What needs to be done:
Set down each record exactly as written.

Source records:
========================================================================

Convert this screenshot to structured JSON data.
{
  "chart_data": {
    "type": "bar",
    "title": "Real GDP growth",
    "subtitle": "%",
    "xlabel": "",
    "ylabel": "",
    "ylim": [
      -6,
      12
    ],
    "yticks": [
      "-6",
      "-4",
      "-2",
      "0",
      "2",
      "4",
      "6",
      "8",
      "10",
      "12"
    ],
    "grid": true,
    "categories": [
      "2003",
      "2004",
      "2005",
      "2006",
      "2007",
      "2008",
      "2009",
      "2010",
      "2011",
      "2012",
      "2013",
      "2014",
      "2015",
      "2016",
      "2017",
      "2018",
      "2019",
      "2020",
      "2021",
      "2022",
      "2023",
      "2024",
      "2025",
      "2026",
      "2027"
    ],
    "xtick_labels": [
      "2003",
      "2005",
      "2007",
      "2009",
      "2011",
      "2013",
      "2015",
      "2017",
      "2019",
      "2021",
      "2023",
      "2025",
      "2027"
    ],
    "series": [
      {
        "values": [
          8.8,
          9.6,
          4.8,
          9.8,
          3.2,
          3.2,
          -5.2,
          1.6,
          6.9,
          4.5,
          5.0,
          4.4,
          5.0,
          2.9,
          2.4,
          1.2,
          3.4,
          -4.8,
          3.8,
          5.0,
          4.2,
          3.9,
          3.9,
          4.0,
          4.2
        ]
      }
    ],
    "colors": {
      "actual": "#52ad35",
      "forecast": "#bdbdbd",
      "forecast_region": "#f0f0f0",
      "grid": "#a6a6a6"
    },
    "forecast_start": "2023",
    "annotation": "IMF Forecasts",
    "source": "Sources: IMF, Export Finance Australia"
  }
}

========================================================================

Exercise solution:
Convert this screenshot to structured JSON data.
{
  "chart_data": {
    "type": "bar",
    "title": "Real GDP growth",
    "subtitle": "%",
    "xlabel": "",
    "ylabel": "",
    "ylim": [
      -6,
      12
    ],
    "yticks": [
      "-6",
      "-4",
      "-2",
      "0",
      "2",
      "4",
      "6",
      "8",
      "10",
      "12"
    ],
    "grid": true,
    "categories": [
      "2003",
      "2004",
      "2005",
      "2006",
      "2007",
      "2008",
      "2009",
      "2010",
      "2011",
      "2012",
      "2013",
      "2014",
      "2015",
      "2016",
      "2017",
      "2018",
      "2019",
      "2020",
      "2021",
      "2022",
      "2023",
      "2024",
      "2025",
      "2026",
      "2027"
    ],
    "xtick_labels": [
      "2003",
      "2005",
      "2007",
      "2009",
      "2011",
      "2013",
      "2015",
      "2017",
      "2019",
      "2021",
      "2023",
      "2025",
      "2027"
    ],
    "series": [
      {
        "values": [
          8.8,
          9.6,
          4.8,
          9.8,
          3.2,
          3.2,
          -5.2,
          1.6,
          6.9,
          4.5,
          5.0,
          4.4,
          5.0,
          2.9,
          2.4,
          1.2,
          3.4,
          -4.8,
          3.8,
          5.0,
          4.2,
          3.9,
          3.9,
          4.0,
          4.2
        ]
      }
    ],
    "colors": {
      "actual": "#52ad35",
      "forecast": "#bdbdbd",
      "forecast_region": "#f0f0f0",
      "grid": "#a6a6a6"
    },
    "forecast_start": "2023",
    "annotation": "IMF Forecasts",
    "source": "Sources: IMF, Export Finance Australia"
  }
}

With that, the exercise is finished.